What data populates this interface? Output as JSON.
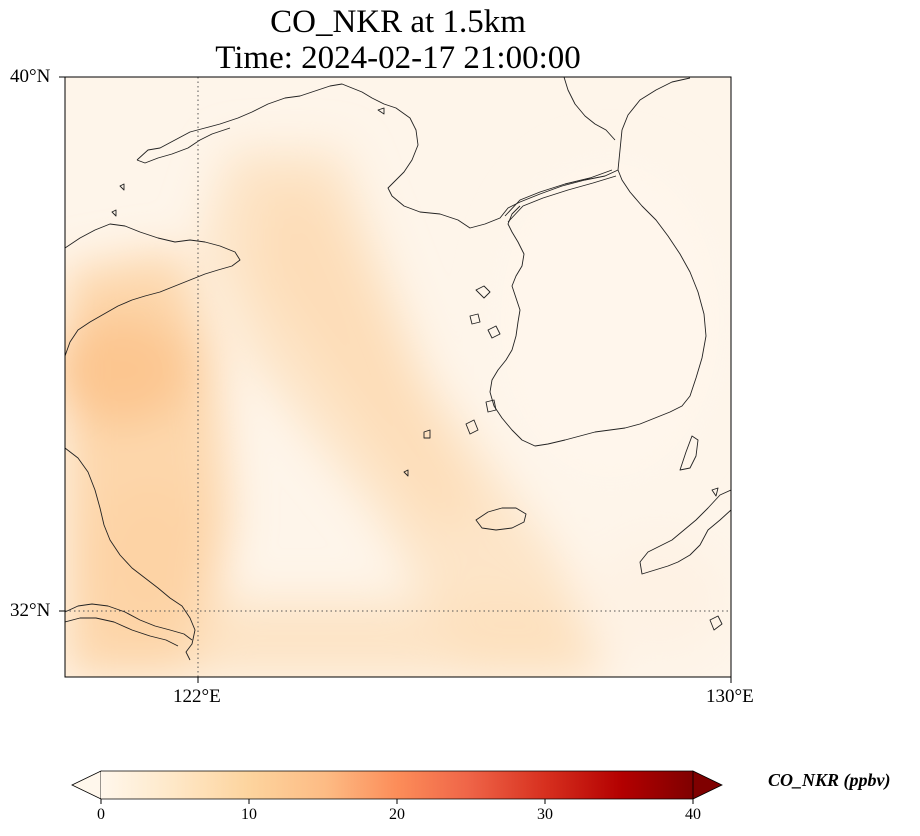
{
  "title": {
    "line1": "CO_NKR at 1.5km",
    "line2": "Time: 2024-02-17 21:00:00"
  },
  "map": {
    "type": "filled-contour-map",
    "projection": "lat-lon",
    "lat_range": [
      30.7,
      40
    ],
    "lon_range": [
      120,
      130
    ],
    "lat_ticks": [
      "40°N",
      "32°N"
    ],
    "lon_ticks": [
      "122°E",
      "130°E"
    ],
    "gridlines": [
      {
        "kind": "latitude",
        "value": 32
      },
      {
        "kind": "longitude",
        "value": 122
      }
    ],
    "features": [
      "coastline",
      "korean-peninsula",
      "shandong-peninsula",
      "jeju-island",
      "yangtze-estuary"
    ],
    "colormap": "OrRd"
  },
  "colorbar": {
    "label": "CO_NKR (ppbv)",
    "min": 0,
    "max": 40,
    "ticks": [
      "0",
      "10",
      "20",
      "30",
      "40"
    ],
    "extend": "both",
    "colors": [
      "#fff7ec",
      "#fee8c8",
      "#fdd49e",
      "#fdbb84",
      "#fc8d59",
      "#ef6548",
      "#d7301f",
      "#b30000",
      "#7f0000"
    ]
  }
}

□ □ □

◆ Problem
The data above needs to be retyped exactly, with the images left out.

◆ Reply
What data populates this interface? Output as JSON.
{
  "title": {
    "line1": "CO_NKR at 1.5km",
    "line2": "Time: 2024-02-17 21:00:00"
  },
  "map": {
    "type": "filled-contour-map",
    "projection": "lat-lon",
    "lat_range": [
      30.7,
      40
    ],
    "lon_range": [
      120,
      130
    ],
    "lat_ticks": [
      "40°N",
      "32°N"
    ],
    "lon_ticks": [
      "122°E",
      "130°E"
    ],
    "gridlines": [
      {
        "kind": "latitude",
        "value": 32
      },
      {
        "kind": "longitude",
        "value": 122
      }
    ],
    "features": [
      "coastline",
      "korean-peninsula",
      "shandong-peninsula",
      "jeju-island",
      "yangtze-estuary"
    ],
    "colormap": "OrRd"
  },
  "colorbar": {
    "label": "CO_NKR (ppbv)",
    "min": 0,
    "max": 40,
    "ticks": [
      "0",
      "10",
      "20",
      "30",
      "40"
    ],
    "extend": "both",
    "colors": [
      "#fff7ec",
      "#fee8c8",
      "#fdd49e",
      "#fdbb84",
      "#fc8d59",
      "#ef6548",
      "#d7301f",
      "#b30000",
      "#7f0000"
    ]
  }
}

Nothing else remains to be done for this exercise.